--- BEGIN ---

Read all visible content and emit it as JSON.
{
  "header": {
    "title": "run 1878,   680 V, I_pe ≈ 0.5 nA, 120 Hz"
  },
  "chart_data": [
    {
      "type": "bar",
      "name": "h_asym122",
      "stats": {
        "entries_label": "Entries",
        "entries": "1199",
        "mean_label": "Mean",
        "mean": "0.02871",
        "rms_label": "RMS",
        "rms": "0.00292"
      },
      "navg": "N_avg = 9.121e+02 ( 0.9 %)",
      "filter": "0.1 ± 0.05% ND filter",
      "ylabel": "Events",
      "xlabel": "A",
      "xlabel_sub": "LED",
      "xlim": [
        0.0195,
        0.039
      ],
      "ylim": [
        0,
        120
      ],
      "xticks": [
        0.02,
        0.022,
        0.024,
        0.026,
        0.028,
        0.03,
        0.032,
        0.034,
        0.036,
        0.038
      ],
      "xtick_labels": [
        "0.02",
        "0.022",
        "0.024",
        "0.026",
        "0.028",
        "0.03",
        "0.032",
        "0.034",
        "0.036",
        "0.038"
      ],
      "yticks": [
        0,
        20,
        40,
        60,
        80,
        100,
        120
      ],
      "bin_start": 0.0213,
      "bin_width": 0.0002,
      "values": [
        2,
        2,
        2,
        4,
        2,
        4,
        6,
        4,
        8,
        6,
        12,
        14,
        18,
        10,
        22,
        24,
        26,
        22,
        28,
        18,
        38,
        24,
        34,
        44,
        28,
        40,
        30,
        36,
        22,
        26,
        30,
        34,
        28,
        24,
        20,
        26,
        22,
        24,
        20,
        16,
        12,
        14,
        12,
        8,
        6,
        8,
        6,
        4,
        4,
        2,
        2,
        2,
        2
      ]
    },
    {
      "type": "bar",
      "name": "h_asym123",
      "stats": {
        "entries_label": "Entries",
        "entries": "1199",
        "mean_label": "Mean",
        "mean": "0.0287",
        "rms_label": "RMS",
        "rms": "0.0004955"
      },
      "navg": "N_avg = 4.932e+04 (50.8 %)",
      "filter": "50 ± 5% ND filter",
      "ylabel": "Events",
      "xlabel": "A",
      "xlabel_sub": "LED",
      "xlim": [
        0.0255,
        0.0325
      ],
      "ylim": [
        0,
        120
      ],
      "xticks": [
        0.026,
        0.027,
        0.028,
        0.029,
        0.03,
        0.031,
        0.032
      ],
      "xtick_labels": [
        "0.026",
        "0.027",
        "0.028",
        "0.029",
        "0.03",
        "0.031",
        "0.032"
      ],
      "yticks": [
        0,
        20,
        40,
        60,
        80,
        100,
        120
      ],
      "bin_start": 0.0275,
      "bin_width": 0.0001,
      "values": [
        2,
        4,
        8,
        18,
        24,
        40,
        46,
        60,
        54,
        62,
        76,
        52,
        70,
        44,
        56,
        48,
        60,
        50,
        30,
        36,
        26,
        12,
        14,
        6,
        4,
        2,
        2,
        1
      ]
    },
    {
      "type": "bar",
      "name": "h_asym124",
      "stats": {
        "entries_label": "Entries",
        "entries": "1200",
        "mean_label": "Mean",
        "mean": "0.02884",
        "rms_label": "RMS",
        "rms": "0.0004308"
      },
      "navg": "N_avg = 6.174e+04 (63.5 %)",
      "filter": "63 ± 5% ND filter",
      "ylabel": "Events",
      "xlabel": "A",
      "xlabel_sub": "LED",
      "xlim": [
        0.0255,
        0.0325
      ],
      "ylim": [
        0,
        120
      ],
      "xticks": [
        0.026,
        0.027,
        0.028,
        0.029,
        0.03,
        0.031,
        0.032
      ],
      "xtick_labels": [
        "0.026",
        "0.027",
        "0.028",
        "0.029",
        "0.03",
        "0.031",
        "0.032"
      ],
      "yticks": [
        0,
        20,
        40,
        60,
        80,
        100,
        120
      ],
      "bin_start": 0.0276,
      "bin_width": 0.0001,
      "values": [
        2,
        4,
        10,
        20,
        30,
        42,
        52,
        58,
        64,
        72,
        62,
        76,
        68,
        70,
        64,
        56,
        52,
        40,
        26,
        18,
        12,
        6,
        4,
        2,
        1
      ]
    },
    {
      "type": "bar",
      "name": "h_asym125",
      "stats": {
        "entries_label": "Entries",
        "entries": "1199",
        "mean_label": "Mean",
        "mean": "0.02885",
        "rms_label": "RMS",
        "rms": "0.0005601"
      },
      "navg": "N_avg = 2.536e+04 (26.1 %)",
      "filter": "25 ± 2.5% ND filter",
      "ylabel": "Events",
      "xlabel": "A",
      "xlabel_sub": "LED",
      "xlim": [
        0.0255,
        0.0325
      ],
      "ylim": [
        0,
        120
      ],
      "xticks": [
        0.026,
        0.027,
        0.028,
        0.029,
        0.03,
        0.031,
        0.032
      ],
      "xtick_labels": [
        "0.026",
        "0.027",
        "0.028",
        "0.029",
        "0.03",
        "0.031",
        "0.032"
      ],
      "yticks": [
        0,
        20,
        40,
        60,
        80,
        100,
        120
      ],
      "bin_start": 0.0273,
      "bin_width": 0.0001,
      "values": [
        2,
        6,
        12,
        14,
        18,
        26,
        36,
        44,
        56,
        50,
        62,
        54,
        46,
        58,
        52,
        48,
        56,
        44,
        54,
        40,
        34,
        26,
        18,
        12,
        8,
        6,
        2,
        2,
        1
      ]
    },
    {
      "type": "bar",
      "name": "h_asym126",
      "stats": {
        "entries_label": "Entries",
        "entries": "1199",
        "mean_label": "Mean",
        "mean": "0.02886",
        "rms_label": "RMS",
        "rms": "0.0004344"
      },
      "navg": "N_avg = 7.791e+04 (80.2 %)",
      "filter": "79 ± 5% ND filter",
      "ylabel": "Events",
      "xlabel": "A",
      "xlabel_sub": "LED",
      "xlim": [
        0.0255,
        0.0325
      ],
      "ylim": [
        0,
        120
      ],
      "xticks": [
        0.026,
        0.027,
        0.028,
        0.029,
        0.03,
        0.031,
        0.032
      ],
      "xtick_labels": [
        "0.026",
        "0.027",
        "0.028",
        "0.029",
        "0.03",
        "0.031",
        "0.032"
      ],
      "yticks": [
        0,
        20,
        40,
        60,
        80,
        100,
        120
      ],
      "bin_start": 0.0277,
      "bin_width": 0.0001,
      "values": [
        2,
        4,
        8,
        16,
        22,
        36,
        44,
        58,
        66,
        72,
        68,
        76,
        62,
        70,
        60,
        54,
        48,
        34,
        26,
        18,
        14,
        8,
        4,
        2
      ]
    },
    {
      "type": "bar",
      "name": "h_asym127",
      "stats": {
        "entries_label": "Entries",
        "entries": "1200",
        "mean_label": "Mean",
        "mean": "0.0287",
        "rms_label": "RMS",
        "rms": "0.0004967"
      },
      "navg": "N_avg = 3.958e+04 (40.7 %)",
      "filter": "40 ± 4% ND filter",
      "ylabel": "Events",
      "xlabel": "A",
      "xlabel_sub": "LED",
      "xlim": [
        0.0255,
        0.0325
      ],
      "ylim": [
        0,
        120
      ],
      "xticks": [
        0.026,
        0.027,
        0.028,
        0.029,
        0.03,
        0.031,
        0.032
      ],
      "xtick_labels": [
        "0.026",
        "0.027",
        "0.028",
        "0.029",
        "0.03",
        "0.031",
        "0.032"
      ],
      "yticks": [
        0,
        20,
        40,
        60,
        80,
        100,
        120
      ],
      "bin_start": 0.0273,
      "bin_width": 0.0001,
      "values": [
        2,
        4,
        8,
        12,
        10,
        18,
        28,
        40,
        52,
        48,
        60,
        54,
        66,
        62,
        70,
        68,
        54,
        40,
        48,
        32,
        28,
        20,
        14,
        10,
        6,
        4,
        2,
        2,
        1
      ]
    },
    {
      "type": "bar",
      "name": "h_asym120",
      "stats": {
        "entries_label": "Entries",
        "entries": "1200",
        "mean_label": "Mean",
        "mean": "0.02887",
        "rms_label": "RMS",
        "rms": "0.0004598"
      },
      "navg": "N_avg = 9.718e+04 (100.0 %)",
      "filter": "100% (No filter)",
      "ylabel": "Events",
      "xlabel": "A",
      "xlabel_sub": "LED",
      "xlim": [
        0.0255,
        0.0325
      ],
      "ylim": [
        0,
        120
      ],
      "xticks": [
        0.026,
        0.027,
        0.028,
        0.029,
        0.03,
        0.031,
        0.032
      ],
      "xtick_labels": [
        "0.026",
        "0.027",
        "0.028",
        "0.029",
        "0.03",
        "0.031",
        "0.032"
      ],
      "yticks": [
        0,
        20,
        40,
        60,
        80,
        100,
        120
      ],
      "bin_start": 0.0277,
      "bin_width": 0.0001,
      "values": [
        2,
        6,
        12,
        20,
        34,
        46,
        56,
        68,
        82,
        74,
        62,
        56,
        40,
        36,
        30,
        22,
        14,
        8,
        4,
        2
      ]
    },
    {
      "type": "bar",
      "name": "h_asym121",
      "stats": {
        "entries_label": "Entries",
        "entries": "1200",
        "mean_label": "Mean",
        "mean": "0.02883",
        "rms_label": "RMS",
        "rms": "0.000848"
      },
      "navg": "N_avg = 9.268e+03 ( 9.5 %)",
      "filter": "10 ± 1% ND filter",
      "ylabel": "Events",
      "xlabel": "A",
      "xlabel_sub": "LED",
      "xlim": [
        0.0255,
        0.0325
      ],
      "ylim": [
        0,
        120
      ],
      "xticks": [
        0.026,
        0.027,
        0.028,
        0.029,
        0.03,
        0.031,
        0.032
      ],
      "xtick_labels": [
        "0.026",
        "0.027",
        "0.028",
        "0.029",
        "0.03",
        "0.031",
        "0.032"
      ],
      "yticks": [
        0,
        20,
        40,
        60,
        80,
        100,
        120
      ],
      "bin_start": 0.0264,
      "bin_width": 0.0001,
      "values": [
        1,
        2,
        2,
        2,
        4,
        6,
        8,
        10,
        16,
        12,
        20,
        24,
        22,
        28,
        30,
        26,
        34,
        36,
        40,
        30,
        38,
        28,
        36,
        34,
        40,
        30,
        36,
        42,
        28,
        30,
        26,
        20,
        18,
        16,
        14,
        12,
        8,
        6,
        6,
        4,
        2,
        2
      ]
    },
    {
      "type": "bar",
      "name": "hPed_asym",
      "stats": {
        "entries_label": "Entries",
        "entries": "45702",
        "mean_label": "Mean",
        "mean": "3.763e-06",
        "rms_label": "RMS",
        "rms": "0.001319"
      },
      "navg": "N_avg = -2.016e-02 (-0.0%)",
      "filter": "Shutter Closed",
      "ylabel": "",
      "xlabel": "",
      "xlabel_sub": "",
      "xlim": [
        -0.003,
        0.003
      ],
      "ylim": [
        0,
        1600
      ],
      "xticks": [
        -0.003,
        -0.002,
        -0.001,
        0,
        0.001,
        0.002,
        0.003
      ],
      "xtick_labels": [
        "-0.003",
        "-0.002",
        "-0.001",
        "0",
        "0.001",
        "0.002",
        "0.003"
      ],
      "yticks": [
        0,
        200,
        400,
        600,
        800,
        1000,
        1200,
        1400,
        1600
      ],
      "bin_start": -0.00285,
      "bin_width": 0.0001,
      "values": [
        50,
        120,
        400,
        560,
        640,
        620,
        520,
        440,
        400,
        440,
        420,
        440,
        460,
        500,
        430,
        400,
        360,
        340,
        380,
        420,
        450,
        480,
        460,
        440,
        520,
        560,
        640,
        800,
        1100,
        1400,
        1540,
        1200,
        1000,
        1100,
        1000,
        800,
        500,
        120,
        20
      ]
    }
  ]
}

--- END ---

» **WHAT IS BEING ASKED**:
Which lines of the data above contain "navg"? Copy each one.

» **SOLUTION TO THE EXERCISE**:
      "navg": "N_avg = 9.121e+02 ( 0.9 %)",
      "navg": "N_avg = 4.932e+04 (50.8 %)",
      "navg": "N_avg = 6.174e+04 (63.5 %)",
      "navg": "N_avg = 2.536e+04 (26.1 %)",
      "navg": "N_avg = 7.791e+04 (80.2 %)",
      "navg": "N_avg = 3.958e+04 (40.7 %)",
      "navg": "N_avg = 9.718e+04 (100.0 %)",
      "navg": "N_avg = 9.268e+03 ( 9.5 %)",
      "navg": "N_avg = -2.016e-02 (-0.0%)",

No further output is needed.